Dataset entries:
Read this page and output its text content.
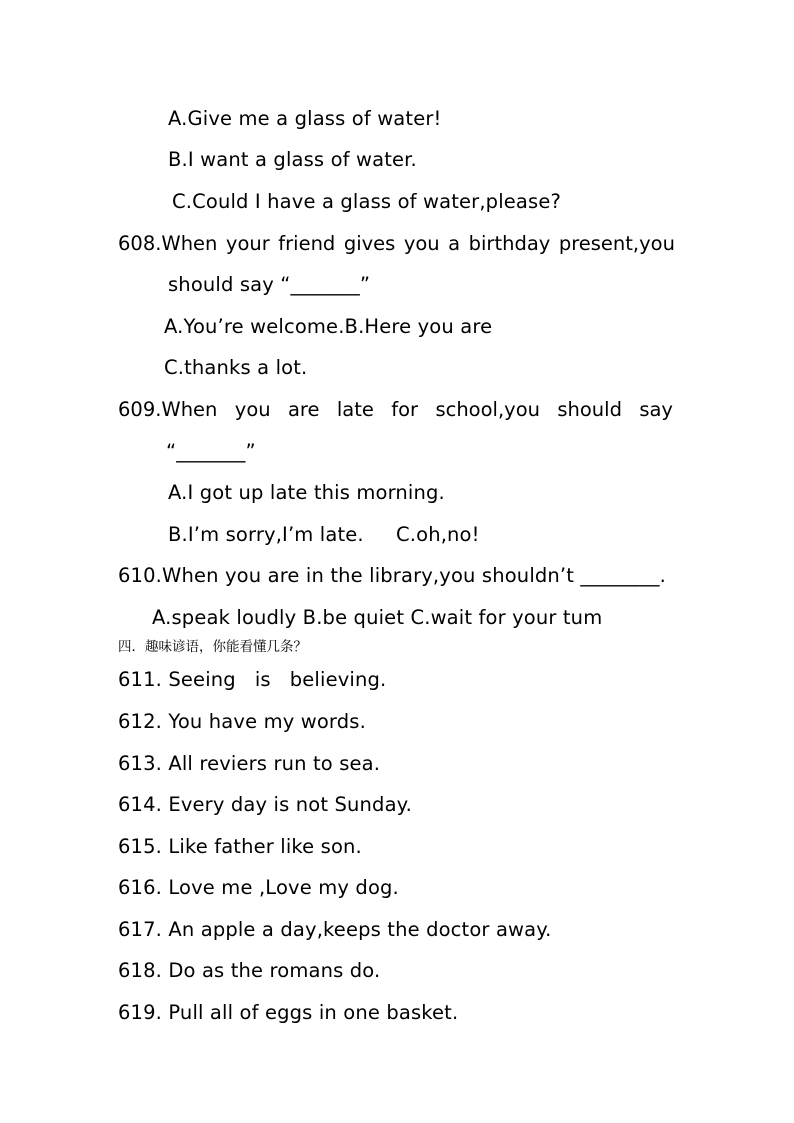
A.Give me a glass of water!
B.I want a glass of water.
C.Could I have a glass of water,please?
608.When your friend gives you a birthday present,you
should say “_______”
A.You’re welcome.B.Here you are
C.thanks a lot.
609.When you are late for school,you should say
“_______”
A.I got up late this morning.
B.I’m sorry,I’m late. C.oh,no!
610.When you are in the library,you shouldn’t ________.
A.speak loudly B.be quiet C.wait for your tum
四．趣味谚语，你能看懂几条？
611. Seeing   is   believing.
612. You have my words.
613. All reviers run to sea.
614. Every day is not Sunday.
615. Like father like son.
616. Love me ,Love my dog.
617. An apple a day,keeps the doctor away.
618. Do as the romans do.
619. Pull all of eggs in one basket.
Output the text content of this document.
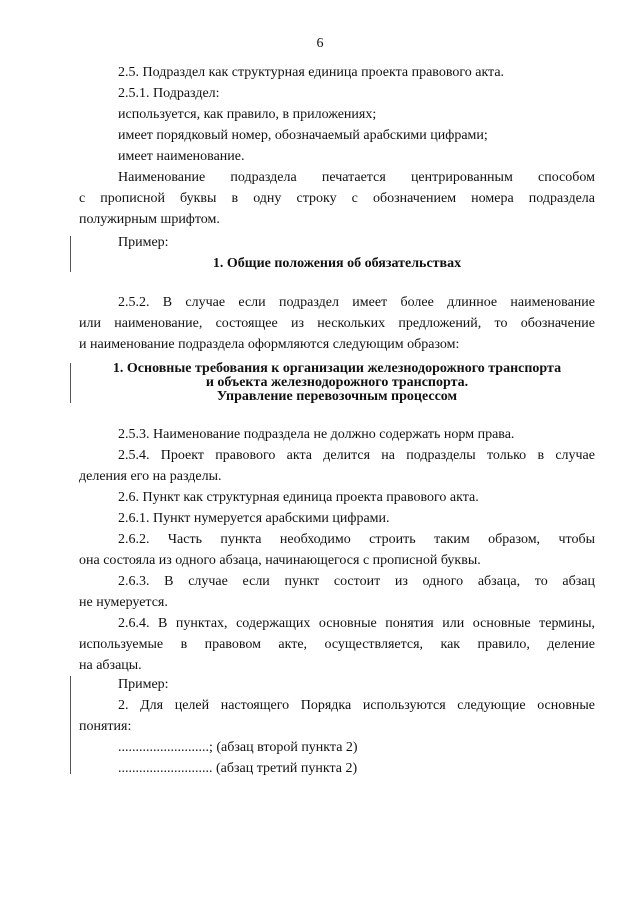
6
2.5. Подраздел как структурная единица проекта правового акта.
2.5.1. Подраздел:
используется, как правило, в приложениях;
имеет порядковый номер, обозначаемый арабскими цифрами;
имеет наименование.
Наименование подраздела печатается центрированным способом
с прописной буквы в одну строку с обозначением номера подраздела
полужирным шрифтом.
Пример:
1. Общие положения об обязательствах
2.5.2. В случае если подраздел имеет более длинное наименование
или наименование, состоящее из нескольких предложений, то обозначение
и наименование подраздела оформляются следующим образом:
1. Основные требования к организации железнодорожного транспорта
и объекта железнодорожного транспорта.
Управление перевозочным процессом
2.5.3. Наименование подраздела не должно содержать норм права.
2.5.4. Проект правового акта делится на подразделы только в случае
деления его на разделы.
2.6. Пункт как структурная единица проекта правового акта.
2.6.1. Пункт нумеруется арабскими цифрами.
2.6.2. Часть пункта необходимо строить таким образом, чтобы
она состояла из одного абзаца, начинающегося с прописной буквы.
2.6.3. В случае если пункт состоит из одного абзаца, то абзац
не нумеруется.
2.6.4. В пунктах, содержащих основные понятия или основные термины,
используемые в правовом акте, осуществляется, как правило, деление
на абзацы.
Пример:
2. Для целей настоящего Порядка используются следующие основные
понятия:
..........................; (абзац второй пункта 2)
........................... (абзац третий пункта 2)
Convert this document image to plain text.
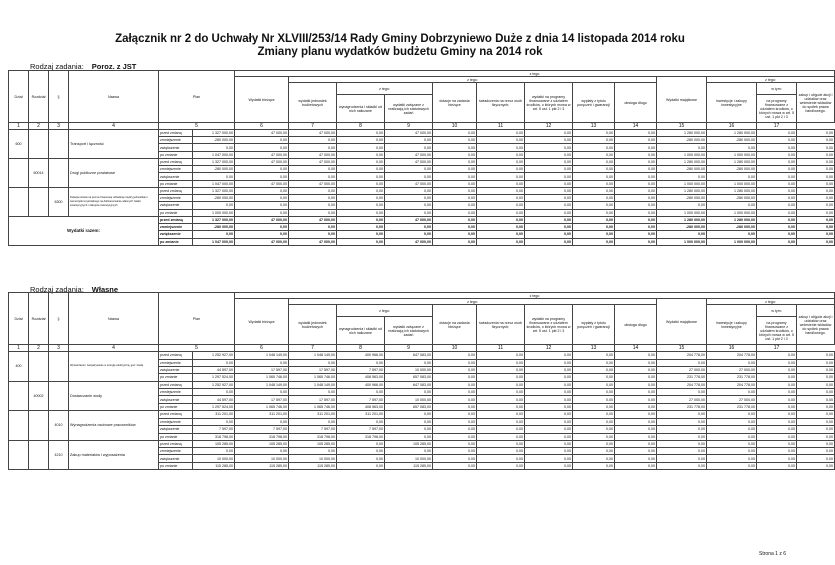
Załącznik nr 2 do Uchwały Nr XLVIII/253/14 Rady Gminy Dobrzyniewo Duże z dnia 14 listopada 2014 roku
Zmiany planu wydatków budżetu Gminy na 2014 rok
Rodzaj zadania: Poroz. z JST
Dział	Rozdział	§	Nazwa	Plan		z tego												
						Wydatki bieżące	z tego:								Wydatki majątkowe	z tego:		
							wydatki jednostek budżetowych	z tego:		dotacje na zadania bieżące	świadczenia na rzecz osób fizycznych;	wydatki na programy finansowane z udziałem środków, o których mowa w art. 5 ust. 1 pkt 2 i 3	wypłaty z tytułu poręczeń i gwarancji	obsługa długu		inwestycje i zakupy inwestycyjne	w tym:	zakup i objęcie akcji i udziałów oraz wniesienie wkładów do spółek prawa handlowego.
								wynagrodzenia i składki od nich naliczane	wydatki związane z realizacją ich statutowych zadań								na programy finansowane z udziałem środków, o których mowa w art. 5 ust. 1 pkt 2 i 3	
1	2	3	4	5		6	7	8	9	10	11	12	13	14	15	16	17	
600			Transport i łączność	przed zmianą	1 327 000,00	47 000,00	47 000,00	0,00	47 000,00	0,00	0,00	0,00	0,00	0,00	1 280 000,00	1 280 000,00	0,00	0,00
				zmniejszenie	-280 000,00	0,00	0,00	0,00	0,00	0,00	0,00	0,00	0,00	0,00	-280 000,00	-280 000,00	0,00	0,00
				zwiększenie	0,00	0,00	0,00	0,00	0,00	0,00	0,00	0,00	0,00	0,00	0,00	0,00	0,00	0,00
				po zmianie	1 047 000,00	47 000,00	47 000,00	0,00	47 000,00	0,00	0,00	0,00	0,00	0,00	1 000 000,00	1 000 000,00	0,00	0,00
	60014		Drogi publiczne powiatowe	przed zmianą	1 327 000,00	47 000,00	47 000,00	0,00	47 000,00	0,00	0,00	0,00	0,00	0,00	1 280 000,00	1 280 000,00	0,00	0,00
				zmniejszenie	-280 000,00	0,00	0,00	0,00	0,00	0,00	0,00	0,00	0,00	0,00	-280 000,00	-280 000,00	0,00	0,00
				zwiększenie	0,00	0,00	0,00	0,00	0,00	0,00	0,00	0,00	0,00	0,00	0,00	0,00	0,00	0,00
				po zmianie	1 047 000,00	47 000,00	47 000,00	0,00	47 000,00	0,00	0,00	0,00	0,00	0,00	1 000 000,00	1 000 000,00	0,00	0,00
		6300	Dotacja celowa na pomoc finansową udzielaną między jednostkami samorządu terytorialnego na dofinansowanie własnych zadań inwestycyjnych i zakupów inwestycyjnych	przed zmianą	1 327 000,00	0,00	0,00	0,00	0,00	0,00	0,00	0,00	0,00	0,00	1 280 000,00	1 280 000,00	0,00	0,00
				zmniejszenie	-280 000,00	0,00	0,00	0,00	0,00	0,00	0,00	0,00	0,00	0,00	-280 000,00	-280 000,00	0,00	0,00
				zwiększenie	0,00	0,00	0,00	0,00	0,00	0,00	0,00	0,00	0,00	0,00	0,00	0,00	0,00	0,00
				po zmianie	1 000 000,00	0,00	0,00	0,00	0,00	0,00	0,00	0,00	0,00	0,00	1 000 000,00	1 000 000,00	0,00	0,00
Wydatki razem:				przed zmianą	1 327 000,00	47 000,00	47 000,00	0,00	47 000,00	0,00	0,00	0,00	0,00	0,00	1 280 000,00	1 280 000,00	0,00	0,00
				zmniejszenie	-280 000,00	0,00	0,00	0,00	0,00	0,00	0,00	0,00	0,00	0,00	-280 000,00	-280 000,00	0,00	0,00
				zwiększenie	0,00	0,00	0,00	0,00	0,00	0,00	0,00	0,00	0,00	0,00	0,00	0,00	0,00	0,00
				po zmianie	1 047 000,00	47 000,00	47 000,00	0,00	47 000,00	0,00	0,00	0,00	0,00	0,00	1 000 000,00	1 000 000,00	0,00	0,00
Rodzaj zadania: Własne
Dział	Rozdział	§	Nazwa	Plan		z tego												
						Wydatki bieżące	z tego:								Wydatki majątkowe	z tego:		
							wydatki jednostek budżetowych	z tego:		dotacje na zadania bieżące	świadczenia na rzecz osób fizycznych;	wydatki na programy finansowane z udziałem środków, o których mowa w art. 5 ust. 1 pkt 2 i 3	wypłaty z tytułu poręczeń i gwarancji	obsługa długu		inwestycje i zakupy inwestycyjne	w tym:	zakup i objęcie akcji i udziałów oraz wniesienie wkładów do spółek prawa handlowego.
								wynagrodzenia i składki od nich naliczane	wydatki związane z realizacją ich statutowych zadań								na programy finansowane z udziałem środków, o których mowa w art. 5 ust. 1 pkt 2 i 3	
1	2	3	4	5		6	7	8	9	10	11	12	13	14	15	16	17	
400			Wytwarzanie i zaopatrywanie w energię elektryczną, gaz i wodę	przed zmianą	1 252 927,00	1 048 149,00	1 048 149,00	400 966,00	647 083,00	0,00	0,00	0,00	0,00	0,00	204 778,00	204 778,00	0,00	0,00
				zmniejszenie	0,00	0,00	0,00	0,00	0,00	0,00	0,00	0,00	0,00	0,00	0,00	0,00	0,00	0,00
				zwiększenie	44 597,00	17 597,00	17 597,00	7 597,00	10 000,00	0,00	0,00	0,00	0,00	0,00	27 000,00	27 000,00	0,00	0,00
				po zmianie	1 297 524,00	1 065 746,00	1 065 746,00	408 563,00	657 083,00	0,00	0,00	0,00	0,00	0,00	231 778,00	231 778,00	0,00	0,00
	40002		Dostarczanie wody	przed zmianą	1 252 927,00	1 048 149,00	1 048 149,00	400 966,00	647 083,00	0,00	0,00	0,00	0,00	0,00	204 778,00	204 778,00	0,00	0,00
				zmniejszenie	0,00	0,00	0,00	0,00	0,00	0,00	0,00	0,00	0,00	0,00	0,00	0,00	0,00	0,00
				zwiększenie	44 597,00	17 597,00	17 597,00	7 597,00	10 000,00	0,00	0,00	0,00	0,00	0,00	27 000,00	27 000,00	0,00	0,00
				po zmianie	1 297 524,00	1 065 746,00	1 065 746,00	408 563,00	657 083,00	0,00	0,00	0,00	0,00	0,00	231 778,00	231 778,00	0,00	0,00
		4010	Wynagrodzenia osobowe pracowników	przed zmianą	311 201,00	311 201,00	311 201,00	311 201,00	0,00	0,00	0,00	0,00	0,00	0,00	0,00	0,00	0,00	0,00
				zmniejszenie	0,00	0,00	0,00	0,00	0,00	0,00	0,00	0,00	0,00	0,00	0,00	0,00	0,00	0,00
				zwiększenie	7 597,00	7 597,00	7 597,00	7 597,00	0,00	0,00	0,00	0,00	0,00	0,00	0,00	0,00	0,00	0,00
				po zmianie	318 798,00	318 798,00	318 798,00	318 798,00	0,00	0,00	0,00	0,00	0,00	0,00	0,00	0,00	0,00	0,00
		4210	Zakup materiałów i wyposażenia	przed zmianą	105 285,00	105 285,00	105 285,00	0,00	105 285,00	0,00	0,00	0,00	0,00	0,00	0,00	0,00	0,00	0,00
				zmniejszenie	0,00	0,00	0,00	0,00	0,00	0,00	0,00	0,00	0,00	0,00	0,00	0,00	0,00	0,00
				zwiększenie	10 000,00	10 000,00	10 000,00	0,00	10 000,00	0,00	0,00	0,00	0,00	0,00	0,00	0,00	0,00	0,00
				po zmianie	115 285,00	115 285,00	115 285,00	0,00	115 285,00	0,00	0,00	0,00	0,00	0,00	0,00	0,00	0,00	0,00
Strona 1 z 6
--
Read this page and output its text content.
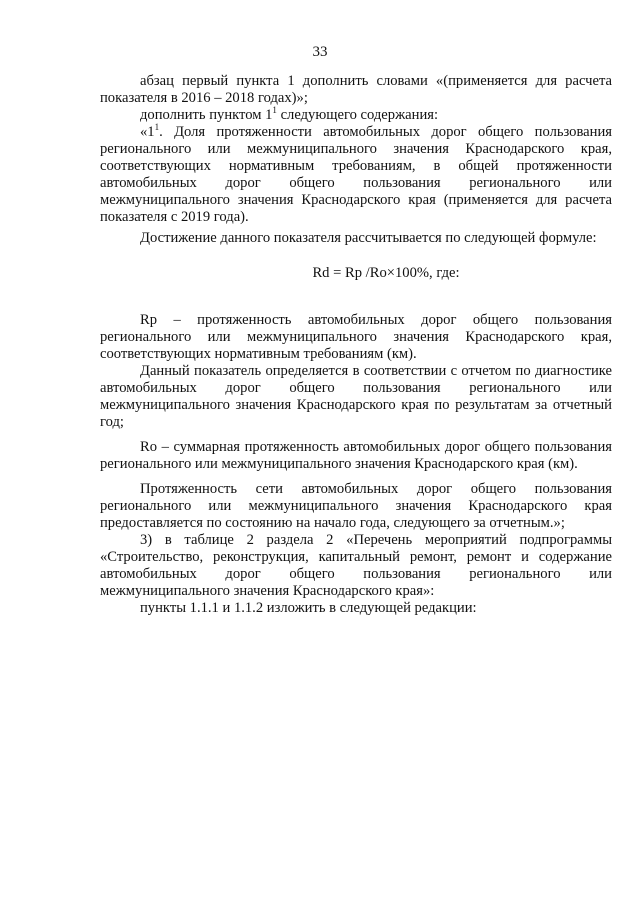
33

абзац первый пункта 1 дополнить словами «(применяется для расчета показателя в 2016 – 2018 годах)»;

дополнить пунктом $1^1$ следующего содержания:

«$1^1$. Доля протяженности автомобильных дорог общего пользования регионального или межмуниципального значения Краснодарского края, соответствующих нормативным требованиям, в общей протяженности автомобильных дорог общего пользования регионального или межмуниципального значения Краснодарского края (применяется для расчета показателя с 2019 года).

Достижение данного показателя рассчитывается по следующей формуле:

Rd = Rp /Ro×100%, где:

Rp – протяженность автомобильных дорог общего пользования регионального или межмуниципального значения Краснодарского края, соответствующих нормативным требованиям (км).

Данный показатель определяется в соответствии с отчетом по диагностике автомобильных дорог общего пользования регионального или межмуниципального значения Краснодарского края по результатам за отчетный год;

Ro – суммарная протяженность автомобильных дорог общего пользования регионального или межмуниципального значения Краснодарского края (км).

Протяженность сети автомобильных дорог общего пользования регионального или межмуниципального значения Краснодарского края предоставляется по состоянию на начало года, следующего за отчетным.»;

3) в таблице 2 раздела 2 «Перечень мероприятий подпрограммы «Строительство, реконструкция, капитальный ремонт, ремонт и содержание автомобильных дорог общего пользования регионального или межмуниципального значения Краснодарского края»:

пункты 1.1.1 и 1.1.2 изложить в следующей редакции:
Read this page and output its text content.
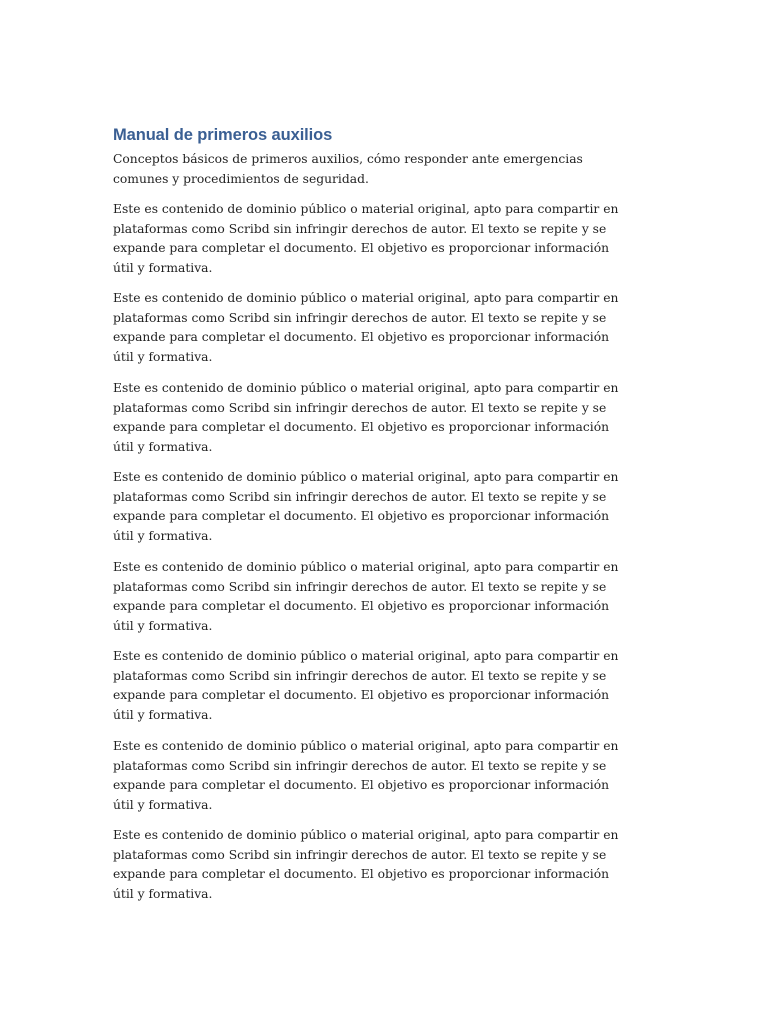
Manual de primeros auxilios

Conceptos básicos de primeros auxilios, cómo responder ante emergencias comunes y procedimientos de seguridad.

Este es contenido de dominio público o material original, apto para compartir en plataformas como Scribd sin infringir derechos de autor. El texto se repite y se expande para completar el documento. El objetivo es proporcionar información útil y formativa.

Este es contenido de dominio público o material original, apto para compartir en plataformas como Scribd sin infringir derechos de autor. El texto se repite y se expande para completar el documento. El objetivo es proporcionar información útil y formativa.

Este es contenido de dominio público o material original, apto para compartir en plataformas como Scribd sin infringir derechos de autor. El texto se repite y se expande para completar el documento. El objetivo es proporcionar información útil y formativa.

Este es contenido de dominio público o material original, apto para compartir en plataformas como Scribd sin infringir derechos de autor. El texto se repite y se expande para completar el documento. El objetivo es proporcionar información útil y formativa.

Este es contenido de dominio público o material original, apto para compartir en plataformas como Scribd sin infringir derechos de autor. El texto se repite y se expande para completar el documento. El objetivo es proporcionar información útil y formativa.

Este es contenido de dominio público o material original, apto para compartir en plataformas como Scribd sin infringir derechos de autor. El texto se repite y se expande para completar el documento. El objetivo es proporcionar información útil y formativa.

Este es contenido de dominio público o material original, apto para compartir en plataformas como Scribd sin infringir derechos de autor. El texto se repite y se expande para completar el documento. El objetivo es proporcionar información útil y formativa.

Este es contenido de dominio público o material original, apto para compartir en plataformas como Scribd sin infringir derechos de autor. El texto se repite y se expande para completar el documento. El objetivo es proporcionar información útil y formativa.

▶ **WHAT IS REQUIRED**
Identify the lines that hold the word "регионального". Copy every one of them.

▶ **EXERCISE RESULT**
«$1^1$. Доля протяженности автомобильных дорог общего пользования регионального или межмуниципального значения Краснодарского края, соответствующих нормативным требованиям, в общей протяженности автомобильных дорог общего пользования регионального или межмуниципального значения Краснодарского края (применяется для расчета показателя с 2019 года).
Rp – протяженность автомобильных дорог общего пользования регионального или межмуниципального значения Краснодарского края, соответствующих нормативным требованиям (км).
Данный показатель определяется в соответствии с отчетом по диагностике автомобильных дорог общего пользования регионального или межмуниципального значения Краснодарского края по результатам за отчетный год;
Ro – суммарная протяженность автомобильных дорог общего пользования регионального или межмуниципального значения Краснодарского края (км).
Протяженность сети автомобильных дорог общего пользования регионального или межмуниципального значения Краснодарского края предоставляется по состоянию на начало года, следующего за отчетным.»;
3) в таблице 2 раздела 2 «Перечень мероприятий подпрограммы «Строительство, реконструкция, капитальный ремонт, ремонт и содержание автомобильных дорог общего пользования регионального или межмуниципального значения Краснодарского края»:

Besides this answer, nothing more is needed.